▶ **AIM OF THE EXERCISE**
Show every line in the entries below where the word "TURF" appears.

▶ **MATERIAL**
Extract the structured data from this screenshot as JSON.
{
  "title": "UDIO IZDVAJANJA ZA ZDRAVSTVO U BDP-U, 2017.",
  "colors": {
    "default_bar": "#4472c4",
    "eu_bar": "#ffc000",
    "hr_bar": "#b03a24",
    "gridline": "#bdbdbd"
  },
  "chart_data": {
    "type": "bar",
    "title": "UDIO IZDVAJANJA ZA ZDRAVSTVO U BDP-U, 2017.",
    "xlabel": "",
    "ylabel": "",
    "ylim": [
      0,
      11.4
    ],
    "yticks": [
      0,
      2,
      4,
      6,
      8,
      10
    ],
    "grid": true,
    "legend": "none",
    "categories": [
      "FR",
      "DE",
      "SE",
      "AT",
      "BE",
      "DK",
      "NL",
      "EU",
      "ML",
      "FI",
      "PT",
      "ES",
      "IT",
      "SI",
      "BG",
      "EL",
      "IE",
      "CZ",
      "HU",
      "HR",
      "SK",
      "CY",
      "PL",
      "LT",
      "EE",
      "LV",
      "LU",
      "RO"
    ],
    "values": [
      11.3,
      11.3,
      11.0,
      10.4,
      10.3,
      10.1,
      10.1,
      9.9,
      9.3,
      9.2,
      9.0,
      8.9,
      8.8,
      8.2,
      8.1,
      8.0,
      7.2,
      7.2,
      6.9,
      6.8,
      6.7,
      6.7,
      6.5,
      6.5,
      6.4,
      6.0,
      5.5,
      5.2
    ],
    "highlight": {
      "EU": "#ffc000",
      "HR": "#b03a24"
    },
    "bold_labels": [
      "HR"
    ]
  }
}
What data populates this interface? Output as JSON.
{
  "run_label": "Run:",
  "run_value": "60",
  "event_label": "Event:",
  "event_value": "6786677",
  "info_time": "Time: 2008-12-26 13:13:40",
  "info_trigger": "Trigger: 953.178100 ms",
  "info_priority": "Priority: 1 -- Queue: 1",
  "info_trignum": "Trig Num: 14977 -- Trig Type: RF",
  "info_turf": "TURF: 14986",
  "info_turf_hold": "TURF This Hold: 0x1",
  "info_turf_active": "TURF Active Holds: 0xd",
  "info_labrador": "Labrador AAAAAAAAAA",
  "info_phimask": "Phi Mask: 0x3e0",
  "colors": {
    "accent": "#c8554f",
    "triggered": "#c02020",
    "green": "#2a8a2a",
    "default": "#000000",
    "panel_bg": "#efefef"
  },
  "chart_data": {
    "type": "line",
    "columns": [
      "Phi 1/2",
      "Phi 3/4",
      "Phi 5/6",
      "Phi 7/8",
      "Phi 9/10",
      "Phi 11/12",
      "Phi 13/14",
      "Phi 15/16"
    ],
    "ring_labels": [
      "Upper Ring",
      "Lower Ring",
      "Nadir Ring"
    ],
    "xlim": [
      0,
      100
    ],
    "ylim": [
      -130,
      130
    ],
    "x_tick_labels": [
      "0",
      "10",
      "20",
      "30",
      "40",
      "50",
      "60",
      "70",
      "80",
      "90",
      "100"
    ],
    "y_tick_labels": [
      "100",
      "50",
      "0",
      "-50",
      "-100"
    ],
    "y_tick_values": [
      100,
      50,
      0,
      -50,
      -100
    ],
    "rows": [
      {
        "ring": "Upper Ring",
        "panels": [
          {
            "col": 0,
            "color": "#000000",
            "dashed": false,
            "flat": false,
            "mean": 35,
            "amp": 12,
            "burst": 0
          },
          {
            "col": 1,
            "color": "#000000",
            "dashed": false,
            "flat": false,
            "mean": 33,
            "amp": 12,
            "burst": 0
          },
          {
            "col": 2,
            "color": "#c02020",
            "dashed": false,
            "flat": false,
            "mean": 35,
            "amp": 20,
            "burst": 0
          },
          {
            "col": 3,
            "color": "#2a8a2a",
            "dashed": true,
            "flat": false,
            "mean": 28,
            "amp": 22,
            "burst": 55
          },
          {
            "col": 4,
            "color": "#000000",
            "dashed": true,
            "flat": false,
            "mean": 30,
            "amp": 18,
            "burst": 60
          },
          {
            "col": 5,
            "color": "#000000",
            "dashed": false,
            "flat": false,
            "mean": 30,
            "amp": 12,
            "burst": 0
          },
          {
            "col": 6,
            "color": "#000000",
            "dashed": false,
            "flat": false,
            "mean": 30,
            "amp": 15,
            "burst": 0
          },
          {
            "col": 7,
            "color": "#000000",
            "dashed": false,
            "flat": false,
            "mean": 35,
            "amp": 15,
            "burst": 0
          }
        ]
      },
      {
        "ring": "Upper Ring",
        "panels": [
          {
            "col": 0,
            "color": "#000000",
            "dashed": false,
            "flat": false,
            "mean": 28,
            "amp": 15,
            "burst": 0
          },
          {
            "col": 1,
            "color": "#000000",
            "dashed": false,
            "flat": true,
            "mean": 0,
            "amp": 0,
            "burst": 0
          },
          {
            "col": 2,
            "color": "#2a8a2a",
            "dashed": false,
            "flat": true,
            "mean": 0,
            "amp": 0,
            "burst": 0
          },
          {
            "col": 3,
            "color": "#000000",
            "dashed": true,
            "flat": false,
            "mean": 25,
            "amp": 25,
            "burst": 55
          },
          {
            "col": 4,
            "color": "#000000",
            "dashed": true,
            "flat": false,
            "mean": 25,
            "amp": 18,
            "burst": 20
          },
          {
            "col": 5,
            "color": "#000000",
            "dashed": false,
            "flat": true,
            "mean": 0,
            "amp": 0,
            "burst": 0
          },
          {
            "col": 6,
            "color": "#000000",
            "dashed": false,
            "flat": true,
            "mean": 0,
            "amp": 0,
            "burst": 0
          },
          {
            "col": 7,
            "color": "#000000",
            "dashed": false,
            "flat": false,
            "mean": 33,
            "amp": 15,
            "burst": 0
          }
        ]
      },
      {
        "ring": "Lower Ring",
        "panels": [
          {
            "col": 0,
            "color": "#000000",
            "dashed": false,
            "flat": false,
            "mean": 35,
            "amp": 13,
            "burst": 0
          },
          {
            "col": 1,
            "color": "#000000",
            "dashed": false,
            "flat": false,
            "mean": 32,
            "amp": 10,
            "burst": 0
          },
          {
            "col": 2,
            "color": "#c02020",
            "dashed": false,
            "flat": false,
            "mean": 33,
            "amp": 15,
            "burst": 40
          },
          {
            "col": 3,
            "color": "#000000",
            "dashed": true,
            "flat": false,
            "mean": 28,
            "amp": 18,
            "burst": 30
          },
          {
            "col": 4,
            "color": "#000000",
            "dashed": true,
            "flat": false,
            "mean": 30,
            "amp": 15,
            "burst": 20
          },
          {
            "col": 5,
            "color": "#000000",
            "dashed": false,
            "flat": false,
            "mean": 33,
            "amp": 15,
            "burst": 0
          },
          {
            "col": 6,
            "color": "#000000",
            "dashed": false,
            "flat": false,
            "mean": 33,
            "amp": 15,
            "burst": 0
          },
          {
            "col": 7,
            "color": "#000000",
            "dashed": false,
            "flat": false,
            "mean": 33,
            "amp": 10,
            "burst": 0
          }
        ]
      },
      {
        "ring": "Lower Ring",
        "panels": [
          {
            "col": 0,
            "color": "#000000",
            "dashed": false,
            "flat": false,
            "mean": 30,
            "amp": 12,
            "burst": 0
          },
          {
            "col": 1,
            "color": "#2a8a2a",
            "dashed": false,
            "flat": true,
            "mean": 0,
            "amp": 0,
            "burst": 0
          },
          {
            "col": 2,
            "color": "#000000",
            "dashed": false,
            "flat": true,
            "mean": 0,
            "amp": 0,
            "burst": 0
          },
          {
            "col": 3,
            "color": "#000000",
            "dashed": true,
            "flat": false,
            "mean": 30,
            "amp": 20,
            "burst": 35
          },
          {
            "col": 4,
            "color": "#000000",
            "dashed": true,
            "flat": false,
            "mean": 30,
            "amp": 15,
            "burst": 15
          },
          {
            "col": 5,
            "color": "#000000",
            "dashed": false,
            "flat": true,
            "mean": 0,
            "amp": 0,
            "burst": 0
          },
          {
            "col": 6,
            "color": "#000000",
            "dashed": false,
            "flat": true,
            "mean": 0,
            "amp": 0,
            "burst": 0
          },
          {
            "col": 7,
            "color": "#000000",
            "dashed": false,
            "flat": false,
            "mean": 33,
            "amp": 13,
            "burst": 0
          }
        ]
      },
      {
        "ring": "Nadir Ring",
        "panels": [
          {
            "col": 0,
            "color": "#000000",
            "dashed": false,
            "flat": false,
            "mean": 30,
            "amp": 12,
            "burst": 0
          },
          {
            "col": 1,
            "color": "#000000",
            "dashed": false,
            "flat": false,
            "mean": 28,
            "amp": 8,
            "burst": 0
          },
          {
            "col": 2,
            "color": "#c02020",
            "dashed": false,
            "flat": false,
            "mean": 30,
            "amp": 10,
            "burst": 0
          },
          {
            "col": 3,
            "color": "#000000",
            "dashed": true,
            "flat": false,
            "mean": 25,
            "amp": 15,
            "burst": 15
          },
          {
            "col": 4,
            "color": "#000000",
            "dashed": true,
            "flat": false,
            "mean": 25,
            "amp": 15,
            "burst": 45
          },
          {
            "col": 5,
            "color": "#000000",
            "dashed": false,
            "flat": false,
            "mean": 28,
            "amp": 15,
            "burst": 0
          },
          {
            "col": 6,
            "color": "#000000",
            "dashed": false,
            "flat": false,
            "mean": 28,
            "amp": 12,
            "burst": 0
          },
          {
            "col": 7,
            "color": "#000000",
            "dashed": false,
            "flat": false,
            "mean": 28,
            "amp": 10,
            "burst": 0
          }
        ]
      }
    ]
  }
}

▶ **CORRECT OUTPUT**
  "info_turf": "TURF: 14986",
  "info_turf_hold": "TURF This Hold: 0x1",
  "info_turf_active": "TURF Active Holds: 0xd",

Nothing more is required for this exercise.